## The problem
Copy the lines holding the word "下列说法错误的是", all of them.

Extracted records:
----------------------------------------

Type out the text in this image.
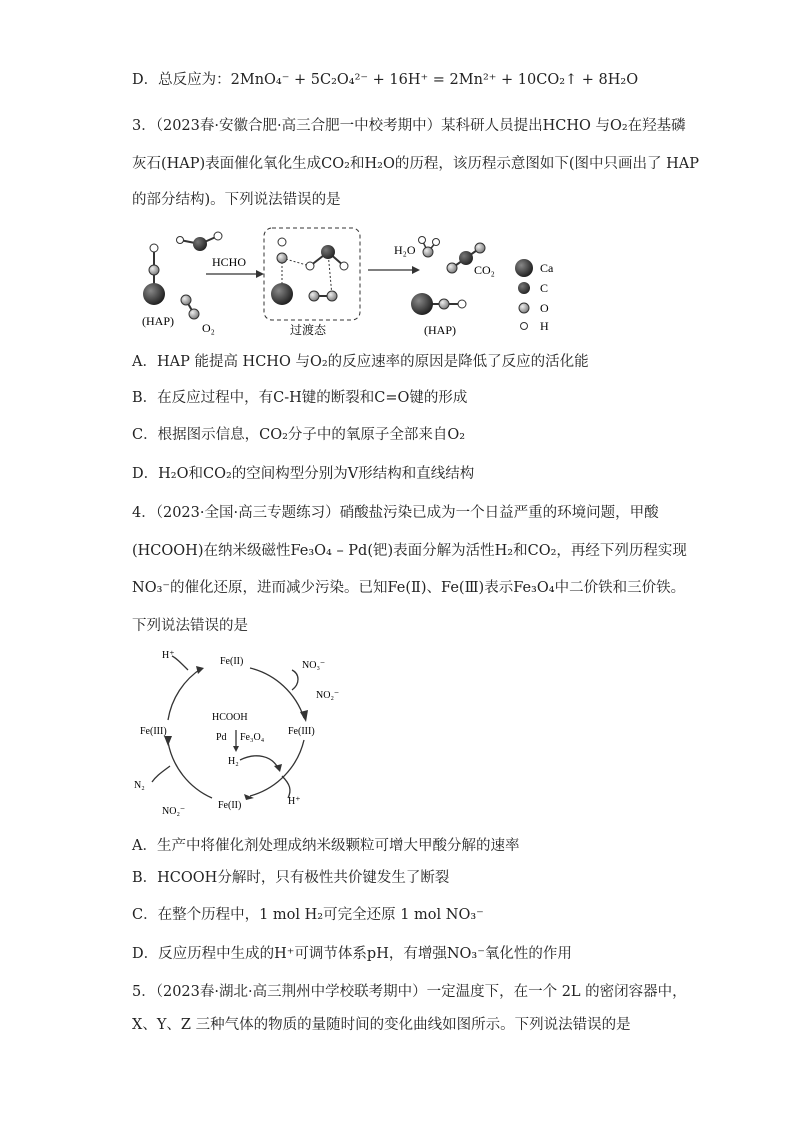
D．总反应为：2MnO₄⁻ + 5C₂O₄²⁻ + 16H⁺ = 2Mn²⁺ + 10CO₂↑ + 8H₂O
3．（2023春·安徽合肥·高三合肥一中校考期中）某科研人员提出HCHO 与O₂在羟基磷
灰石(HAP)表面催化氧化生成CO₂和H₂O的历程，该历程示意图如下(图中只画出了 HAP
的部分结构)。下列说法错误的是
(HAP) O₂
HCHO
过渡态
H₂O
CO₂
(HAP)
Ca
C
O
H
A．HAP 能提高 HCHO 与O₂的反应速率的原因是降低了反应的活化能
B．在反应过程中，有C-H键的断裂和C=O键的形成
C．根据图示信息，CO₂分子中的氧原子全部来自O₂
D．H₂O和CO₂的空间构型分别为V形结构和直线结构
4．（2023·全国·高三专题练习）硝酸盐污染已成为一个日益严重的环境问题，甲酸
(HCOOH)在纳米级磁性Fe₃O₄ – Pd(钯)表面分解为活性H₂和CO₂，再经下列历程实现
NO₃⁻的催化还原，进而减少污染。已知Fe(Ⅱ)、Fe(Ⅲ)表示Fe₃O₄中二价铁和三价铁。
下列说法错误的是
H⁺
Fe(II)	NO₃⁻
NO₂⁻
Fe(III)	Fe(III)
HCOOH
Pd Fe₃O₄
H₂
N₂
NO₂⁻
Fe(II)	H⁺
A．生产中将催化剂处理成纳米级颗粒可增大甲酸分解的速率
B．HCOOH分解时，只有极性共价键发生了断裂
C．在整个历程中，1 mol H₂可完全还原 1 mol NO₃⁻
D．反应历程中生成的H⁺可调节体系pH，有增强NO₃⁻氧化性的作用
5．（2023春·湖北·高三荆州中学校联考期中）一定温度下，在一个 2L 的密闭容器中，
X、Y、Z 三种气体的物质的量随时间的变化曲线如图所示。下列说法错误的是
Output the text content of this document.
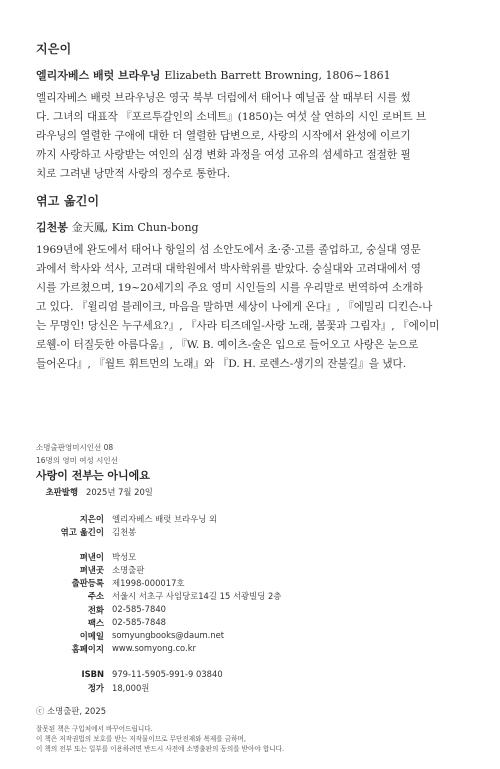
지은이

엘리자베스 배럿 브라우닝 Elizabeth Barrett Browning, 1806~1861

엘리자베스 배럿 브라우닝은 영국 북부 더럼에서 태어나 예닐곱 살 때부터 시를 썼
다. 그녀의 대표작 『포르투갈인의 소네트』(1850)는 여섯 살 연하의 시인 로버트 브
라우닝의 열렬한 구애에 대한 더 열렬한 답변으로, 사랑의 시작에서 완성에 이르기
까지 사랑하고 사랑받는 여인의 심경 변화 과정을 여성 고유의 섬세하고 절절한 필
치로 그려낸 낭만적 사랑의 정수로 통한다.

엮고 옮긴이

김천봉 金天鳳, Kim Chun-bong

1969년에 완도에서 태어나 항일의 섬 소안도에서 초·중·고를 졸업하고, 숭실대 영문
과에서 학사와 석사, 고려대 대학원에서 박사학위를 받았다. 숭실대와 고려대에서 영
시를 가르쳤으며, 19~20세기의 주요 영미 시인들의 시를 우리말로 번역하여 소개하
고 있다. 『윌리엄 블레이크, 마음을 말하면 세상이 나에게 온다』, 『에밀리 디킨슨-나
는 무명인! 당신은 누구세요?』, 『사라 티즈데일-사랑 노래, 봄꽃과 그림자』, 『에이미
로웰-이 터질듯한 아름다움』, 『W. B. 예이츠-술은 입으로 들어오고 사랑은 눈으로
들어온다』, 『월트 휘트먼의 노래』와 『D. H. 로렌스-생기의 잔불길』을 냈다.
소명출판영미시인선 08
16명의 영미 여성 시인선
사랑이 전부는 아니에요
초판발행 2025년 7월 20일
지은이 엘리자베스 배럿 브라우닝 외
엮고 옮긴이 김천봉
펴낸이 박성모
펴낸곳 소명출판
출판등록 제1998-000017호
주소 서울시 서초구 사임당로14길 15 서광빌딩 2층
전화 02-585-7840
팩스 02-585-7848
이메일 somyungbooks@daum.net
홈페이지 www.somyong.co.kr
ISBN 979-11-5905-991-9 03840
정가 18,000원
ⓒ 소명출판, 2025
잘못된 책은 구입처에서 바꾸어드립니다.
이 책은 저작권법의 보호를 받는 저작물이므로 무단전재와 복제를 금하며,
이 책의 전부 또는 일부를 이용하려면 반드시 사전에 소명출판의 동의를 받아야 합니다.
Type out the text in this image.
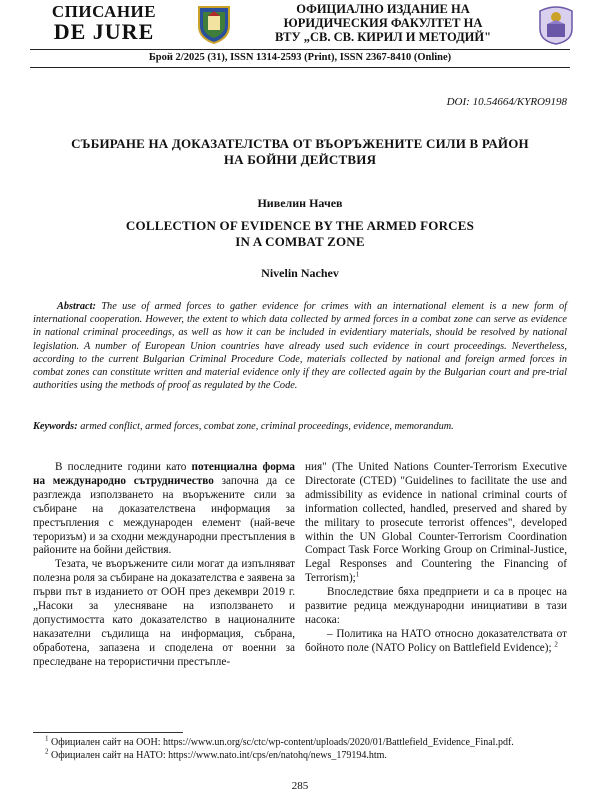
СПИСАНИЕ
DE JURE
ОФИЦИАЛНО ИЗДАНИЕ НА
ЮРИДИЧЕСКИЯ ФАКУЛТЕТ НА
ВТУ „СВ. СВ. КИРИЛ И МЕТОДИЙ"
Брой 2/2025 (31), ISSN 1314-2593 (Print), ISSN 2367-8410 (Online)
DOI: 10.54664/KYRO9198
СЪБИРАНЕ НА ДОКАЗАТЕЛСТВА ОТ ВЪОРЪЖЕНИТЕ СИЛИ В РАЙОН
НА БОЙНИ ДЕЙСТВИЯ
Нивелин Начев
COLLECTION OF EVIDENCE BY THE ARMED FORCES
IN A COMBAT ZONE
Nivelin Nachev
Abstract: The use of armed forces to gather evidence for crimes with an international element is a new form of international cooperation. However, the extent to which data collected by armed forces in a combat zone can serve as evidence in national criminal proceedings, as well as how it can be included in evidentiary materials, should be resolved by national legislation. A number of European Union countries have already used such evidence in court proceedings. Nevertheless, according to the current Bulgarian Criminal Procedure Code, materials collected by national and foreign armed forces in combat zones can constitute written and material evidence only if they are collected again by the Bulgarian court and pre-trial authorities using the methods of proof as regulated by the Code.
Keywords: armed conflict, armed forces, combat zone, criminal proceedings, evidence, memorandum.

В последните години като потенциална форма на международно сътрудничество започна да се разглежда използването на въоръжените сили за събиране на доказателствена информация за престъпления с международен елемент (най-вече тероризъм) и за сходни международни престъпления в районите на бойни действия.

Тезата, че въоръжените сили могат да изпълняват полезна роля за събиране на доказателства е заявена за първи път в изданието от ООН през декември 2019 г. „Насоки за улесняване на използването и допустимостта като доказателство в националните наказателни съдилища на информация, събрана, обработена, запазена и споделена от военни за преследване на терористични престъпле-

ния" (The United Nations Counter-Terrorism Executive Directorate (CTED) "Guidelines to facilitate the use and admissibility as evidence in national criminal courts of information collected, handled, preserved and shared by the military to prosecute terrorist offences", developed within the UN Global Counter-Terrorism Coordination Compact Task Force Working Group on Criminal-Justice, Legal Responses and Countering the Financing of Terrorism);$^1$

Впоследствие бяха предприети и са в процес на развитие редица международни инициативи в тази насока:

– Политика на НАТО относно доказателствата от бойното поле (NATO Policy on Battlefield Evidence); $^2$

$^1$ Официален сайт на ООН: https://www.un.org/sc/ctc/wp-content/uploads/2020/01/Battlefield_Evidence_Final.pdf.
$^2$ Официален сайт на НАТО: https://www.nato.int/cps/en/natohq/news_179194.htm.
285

----------------------------------------

## Result of the exercise
的部分结构)。下列说法错误的是
下列说法错误的是
X、Y、Z 三种气体的物质的量随时间的变化曲线如图所示。下列说法错误的是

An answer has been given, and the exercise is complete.